(Collected data)
——

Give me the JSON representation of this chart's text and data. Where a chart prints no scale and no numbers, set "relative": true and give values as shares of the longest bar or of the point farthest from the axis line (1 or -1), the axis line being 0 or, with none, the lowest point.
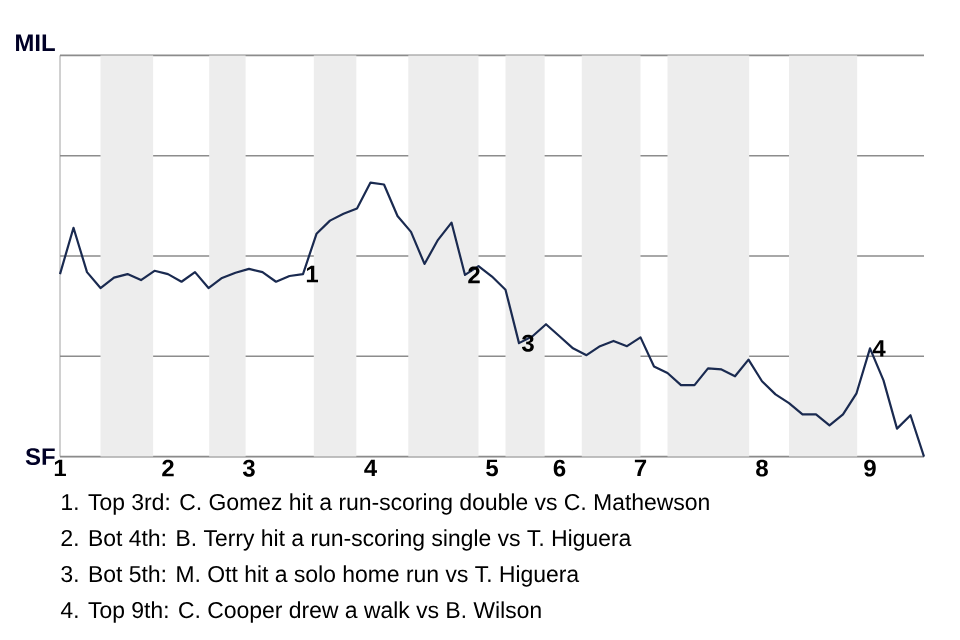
{
  "chart_data": {
    "type": "line",
    "relative": true,
    "categories": [
      "1",
      null,
      null,
      null,
      null,
      null,
      null,
      null,
      "2",
      null,
      null,
      null,
      null,
      null,
      "3",
      null,
      null,
      null,
      null,
      null,
      null,
      null,
      null,
      "4",
      null,
      null,
      null,
      null,
      null,
      null,
      null,
      null,
      "5",
      null,
      null,
      null,
      null,
      "6",
      null,
      null,
      null,
      null,
      null,
      "7",
      null,
      null,
      null,
      null,
      null,
      null,
      null,
      null,
      "8",
      null,
      null,
      null,
      null,
      null,
      null,
      null,
      "9",
      null,
      null,
      null,
      null
    ],
    "series": [
      {
        "color": "#1a2a50",
        "values": [
          0.666,
          0.835,
          0.673,
          0.615,
          0.653,
          0.666,
          0.644,
          0.678,
          0.666,
          0.638,
          0.673,
          0.615,
          0.652,
          0.671,
          0.685,
          0.673,
          0.638,
          0.659,
          0.666,
          0.813,
          0.861,
          0.886,
          0.905,
          1,
          0.993,
          0.878,
          0.82,
          0.703,
          0.791,
          0.854,
          0.663,
          0.695,
          0.657,
          0.609,
          0.414,
          0.439,
          0.483,
          0.439,
          0.395,
          0.37,
          0.403,
          0.422,
          0.403,
          0.435,
          0.329,
          0.305,
          0.261,
          0.261,
          0.322,
          0.318,
          0.293,
          0.354,
          0.275,
          0.227,
          0.195,
          0.154,
          0.154,
          0.114,
          0.154,
          0.231,
          0.395,
          0.278,
          0.102,
          0.151,
          0
        ]
      }
    ],
    "ylim": [
      0,
      1.464
    ],
    "grid": "y",
    "line_style": "solid",
    "annotations": [
      "MIL",
      "SF",
      {
        "text": "1",
        "y": 0.666
      },
      {
        "text": "2",
        "y": 0.663
      },
      {
        "text": "3",
        "y": 0.414
      },
      {
        "text": "4",
        "y": 0.395
      },
      "1. Top 3rd: C. Gomez hit a run-scoring double vs C. Mathewson",
      "2. Bot 4th: B. Terry hit a run-scoring single vs T. Higuera",
      "3. Bot 5th: M. Ott hit a solo home run vs T. Higuera",
      "4. Top 9th: C. Cooper drew a walk vs B. Wilson"
    ]
  }
}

——

WRITTEN TASK: Working from the lines above, reproduce the material exactly and exclude its pictures.

CORRECT ANSWER:
Give me the JSON representation of this chart's text and data. Where a chart prints no scale and no numbers, set "relative": true and give values as shares of the longest bar or of the point farthest from the axis line (1 or -1), the axis line being 0 or, with none, the lowest point.
{
  "chart_data": {
    "type": "line",
    "relative": true,
    "categories": [
      "1",
      null,
      null,
      null,
      null,
      null,
      null,
      null,
      "2",
      null,
      null,
      null,
      null,
      null,
      "3",
      null,
      null,
      null,
      null,
      null,
      null,
      null,
      null,
      "4",
      null,
      null,
      null,
      null,
      null,
      null,
      null,
      null,
      "5",
      null,
      null,
      null,
      null,
      "6",
      null,
      null,
      null,
      null,
      null,
      "7",
      null,
      null,
      null,
      null,
      null,
      null,
      null,
      null,
      "8",
      null,
      null,
      null,
      null,
      null,
      null,
      null,
      "9",
      null,
      null,
      null,
      null
    ],
    "series": [
      {
        "color": "#1a2a50",
        "values": [
          0.666,
          0.835,
          0.673,
          0.615,
          0.653,
          0.666,
          0.644,
          0.678,
          0.666,
          0.638,
          0.673,
          0.615,
          0.652,
          0.671,
          0.685,
          0.673,
          0.638,
          0.659,
          0.666,
          0.813,
          0.861,
          0.886,
          0.905,
          1,
          0.993,
          0.878,
          0.82,
          0.703,
          0.791,
          0.854,
          0.663,
          0.695,
          0.657,
          0.609,
          0.414,
          0.439,
          0.483,
          0.439,
          0.395,
          0.37,
          0.403,
          0.422,
          0.403,
          0.435,
          0.329,
          0.305,
          0.261,
          0.261,
          0.322,
          0.318,
          0.293,
          0.354,
          0.275,
          0.227,
          0.195,
          0.154,
          0.154,
          0.114,
          0.154,
          0.231,
          0.395,
          0.278,
          0.102,
          0.151,
          0
        ]
      }
    ],
    "ylim": [
      0,
      1.464
    ],
    "grid": "y",
    "line_style": "solid",
    "annotations": [
      "MIL",
      "SF",
      {
        "text": "1",
        "y": 0.666
      },
      {
        "text": "2",
        "y": 0.663
      },
      {
        "text": "3",
        "y": 0.414
      },
      {
        "text": "4",
        "y": 0.395
      },
      "1. Top 3rd: C. Gomez hit a run-scoring double vs C. Mathewson",
      "2. Bot 4th: B. Terry hit a run-scoring single vs T. Higuera",
      "3. Bot 5th: M. Ott hit a solo home run vs T. Higuera",
      "4. Top 9th: C. Cooper drew a walk vs B. Wilson"
    ]
  }
}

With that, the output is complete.